EXERCISE TASK A ::
List every stylesheet parameter named in the passage on index page numbers below.

═══

The index page number problems described in the previous section cannot be solved by the DocBook XSL stylesheets because the page number for a given indexterm
is not known in the XSLT step. Text is placed on pages by the XSL-FO processor, which does not necessarily recognize that text is an index entry. Also, there are no properties in the XSL-FO standard to consolidate page ranges.
Some FO processors such as XEP and Antenna House have extension functions that can be used to fix up index page numbers. The DocBook XSL stylesheets output these indexing extensions if the xep.extensions
parameter or the axf.extensions
parameter, respectively, is set to 1. The FOP processor
does not yet have
such extensions.
For FOP, one solution to this problem is to extract page number information from the PDF output file, and then use that to fix up the FO file. This method is described briefly on the reference page for the make.index.markup
parameter. The following is a summary of the
steps.

═══

EXERCISE TASK B ::
Copy the rows from their very first line through the line containing "data-point bbox=[673, 323, 687, 336]", both included.

═══

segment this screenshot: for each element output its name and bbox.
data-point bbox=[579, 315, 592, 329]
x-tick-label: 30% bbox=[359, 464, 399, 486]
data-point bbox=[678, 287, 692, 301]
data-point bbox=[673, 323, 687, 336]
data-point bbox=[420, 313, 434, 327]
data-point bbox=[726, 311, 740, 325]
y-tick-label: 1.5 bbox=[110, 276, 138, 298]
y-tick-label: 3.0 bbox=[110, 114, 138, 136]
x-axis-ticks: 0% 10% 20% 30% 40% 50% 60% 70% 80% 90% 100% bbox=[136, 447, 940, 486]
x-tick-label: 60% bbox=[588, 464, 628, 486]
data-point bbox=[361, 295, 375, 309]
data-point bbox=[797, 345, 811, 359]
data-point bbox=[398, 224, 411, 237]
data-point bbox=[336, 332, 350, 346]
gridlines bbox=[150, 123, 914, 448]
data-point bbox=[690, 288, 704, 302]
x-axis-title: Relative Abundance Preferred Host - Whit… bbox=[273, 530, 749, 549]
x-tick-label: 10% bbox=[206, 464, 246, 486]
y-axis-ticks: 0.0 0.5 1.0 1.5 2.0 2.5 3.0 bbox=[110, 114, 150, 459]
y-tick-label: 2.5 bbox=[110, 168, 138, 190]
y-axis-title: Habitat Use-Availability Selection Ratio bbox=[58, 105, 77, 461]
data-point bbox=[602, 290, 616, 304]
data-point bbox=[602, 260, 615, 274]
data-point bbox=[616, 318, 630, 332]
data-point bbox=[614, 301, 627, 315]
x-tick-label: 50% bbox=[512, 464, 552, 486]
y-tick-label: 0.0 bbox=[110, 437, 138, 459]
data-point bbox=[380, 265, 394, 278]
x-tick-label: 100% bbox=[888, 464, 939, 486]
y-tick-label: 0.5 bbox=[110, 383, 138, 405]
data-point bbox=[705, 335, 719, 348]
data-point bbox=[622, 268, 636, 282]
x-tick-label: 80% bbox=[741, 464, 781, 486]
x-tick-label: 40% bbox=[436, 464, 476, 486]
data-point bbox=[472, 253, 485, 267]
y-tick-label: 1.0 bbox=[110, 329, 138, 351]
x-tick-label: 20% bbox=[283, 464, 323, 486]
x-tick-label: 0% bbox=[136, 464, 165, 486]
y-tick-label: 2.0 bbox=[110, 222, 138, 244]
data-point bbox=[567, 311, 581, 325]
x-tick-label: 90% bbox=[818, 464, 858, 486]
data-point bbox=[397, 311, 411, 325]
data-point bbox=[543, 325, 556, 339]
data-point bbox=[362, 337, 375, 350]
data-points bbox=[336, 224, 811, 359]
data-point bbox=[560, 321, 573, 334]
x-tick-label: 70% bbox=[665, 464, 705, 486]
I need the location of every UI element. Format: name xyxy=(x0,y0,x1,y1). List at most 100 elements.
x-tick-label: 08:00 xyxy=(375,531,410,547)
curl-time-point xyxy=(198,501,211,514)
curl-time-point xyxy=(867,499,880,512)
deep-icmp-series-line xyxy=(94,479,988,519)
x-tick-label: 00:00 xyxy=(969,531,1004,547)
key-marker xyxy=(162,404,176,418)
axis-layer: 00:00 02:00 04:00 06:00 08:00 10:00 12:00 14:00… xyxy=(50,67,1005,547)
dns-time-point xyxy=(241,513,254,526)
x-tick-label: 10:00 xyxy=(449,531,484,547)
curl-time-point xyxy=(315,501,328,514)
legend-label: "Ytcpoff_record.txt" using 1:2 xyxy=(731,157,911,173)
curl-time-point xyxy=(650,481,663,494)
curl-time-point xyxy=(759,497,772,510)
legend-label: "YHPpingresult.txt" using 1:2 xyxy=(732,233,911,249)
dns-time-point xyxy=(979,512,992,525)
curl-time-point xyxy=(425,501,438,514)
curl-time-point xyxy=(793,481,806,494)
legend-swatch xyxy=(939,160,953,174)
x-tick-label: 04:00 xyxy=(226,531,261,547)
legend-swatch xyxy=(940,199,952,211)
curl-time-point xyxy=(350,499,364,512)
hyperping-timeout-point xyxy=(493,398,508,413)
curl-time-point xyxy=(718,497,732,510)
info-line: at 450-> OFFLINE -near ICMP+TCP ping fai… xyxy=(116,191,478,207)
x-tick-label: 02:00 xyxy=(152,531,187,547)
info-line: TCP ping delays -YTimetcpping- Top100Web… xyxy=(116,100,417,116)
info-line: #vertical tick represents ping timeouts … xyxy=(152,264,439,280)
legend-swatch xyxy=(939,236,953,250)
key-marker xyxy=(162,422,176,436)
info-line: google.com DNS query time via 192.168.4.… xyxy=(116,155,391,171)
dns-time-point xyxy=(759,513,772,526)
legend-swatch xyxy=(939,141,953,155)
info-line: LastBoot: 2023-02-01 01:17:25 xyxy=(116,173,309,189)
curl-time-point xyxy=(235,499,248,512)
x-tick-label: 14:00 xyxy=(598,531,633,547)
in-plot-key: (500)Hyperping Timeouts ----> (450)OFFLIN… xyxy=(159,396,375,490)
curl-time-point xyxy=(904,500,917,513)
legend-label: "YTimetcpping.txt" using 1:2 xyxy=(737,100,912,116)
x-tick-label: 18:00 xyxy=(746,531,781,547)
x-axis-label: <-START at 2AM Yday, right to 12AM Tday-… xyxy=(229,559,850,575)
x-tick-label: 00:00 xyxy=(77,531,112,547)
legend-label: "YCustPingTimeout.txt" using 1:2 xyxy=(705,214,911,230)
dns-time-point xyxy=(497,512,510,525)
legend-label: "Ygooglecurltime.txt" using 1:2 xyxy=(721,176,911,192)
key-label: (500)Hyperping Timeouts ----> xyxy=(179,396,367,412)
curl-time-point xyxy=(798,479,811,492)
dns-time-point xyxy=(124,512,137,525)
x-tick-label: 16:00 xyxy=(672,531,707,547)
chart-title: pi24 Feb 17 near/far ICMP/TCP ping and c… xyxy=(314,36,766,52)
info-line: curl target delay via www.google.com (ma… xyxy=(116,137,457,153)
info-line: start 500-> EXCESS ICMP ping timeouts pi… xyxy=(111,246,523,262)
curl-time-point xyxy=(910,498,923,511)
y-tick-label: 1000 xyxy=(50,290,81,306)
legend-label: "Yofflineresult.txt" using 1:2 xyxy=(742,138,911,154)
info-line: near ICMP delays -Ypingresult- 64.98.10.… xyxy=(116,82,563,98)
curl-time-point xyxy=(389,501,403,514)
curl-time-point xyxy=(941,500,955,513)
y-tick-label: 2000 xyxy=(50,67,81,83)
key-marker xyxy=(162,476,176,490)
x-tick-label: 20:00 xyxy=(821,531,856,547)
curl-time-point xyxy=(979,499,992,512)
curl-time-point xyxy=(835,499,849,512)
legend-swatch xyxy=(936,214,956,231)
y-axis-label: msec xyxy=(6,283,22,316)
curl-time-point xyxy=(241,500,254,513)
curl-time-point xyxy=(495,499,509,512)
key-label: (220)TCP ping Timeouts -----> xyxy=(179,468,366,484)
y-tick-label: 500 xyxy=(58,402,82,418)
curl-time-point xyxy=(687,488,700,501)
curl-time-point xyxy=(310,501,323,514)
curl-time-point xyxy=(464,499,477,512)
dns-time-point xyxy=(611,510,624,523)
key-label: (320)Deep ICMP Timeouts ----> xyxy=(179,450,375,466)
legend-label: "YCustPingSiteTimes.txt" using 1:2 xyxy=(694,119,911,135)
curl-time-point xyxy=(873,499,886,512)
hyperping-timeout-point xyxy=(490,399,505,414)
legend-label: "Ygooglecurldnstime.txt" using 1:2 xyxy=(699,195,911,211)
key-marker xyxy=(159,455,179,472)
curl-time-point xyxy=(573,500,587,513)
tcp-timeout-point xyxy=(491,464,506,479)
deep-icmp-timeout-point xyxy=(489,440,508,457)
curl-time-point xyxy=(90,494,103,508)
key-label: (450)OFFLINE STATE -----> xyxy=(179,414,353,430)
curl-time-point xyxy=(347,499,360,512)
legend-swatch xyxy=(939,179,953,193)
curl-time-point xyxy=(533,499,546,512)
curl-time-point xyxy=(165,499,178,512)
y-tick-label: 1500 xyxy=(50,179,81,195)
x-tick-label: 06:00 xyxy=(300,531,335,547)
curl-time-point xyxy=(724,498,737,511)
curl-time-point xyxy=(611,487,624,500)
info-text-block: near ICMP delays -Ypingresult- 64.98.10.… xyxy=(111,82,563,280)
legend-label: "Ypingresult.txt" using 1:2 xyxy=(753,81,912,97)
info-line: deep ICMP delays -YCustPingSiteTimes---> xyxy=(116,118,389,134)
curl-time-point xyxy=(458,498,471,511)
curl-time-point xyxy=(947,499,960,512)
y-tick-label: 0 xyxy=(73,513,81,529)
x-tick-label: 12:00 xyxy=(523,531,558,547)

═══

WORKED ANSWER A ::
xep.extensions
axf.extensions
make.index.markup

WORKED ANSWER B ::
segment this screenshot: for each element output its name and bbox.
data-point bbox=[579, 315, 592, 329]
x-tick-label: 30% bbox=[359, 464, 399, 486]
data-point bbox=[678, 287, 692, 301]
data-point bbox=[673, 323, 687, 336]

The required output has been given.